_Task prompt_
From the records, pick out and copy each line containing "assessment".

** Start of Excerpted data **

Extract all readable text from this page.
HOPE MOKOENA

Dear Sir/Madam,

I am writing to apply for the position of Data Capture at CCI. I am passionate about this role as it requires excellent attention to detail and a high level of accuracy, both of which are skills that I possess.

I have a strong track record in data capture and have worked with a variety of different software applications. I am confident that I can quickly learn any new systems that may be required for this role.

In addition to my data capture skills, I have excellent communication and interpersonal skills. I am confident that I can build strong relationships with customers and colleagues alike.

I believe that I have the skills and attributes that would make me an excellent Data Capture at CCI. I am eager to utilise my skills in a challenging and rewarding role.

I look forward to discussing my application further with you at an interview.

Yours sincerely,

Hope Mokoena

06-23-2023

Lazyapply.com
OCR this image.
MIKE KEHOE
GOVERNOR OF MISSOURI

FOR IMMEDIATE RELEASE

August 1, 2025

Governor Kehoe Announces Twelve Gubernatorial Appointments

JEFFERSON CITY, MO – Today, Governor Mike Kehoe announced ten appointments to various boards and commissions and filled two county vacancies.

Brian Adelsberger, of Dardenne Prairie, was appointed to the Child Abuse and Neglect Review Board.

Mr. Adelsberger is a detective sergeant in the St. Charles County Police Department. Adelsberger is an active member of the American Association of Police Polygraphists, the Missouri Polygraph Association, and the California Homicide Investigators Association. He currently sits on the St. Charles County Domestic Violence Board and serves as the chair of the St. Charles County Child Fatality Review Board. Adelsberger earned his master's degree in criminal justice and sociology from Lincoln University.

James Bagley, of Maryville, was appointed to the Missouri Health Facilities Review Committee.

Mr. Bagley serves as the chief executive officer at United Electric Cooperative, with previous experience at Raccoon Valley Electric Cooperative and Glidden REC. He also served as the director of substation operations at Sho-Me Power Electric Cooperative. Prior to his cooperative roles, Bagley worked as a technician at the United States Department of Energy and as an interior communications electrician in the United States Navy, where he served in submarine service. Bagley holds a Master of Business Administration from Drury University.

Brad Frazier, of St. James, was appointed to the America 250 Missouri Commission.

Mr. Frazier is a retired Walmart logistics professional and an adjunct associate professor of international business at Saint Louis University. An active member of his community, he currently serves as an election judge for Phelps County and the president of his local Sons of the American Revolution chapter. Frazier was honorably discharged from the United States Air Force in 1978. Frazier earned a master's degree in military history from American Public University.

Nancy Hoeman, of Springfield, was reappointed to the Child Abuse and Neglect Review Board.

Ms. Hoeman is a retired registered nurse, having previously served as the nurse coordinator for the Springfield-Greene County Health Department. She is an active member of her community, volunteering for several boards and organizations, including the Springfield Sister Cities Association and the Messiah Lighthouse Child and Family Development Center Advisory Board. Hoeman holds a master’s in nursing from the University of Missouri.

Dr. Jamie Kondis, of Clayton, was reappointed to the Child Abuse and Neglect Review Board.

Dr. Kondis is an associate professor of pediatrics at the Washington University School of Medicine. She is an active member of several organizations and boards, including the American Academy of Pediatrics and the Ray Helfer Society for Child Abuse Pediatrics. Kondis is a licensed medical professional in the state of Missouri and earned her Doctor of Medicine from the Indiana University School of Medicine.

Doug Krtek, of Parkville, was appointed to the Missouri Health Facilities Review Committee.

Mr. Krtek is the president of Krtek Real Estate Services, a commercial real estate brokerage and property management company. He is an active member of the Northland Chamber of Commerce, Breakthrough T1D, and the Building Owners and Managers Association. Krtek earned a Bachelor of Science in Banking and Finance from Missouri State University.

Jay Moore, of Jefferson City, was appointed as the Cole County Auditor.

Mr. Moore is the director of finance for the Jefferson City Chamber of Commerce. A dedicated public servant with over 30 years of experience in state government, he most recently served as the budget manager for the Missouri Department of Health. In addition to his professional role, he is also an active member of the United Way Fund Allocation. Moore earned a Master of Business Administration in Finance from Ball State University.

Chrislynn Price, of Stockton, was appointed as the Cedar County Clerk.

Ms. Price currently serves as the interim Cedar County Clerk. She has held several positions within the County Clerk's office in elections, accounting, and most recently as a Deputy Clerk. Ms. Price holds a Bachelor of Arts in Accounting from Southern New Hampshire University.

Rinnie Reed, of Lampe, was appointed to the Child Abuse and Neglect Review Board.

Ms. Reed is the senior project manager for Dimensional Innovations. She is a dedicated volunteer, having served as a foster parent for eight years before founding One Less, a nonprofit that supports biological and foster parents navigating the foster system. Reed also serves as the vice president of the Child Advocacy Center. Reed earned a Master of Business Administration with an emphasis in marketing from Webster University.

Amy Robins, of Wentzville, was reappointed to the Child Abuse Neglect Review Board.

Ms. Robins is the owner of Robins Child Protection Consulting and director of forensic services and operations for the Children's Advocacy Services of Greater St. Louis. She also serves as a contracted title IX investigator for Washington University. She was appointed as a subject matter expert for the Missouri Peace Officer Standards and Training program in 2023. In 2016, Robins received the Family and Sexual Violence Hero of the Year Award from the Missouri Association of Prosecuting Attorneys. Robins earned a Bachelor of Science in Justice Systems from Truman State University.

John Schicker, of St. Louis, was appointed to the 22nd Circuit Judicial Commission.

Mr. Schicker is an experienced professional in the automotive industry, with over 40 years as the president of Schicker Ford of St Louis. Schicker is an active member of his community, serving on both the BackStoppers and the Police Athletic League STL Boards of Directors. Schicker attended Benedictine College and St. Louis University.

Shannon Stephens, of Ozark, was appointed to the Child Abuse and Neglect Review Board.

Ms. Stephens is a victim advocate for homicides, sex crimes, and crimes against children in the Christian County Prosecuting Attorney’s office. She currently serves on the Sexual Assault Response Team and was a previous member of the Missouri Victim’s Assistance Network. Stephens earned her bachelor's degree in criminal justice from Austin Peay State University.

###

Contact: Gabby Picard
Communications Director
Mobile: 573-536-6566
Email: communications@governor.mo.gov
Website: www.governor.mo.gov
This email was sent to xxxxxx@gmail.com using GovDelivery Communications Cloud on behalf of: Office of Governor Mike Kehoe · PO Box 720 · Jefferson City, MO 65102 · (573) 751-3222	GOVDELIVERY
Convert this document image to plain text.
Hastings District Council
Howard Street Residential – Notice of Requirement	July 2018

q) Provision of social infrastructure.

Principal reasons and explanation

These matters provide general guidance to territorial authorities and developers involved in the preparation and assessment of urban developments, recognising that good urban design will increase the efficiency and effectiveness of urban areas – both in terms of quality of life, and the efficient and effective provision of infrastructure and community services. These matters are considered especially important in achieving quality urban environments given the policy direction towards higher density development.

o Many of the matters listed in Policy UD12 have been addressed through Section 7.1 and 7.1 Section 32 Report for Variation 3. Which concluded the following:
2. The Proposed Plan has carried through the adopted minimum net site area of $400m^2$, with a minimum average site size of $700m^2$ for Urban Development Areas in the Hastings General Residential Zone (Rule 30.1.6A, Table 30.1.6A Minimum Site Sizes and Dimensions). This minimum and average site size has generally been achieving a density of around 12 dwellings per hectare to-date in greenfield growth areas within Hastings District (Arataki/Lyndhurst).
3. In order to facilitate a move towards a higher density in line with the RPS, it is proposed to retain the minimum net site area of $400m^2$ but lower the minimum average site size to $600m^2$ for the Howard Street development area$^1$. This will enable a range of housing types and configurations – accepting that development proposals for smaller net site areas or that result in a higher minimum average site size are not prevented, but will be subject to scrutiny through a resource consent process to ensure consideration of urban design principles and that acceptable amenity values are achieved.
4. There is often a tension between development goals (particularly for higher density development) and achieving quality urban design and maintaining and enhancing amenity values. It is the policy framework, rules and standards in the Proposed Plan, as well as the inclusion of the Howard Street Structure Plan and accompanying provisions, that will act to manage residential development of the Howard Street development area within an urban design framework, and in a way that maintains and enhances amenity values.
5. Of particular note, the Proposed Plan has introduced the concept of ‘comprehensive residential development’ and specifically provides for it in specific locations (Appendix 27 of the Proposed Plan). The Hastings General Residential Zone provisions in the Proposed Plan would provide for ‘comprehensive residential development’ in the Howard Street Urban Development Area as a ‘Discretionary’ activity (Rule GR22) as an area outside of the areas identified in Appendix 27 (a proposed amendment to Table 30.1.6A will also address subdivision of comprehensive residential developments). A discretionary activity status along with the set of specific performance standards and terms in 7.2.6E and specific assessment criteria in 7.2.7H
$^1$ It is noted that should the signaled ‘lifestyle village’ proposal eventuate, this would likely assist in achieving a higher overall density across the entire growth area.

** End of Excerpted data **

_Exercise result_
These matters provide general guidance to territorial authorities and developers involved in the preparation and assessment of urban developments, recognising that good urban design will increase the efficiency and effectiveness of urban areas – both in terms of quality of life, and the efficient and effective provision of infrastructure and community services. These matters are considered especially important in achieving quality urban environments given the policy direction towards higher density development.
5. Of particular note, the Proposed Plan has introduced the concept of ‘comprehensive residential development’ and specifically provides for it in specific locations (Appendix 27 of the Proposed Plan). The Hastings General Residential Zone provisions in the Proposed Plan would provide for ‘comprehensive residential development’ in the Howard Street Urban Development Area as a ‘Discretionary’ activity (Rule GR22) as an area outside of the areas identified in Appendix 27 (a proposed amendment to Table 30.1.6A will also address subdivision of comprehensive residential developments). A discretionary activity status along with the set of specific performance standards and terms in 7.2.6E and specific assessment criteria in 7.2.7H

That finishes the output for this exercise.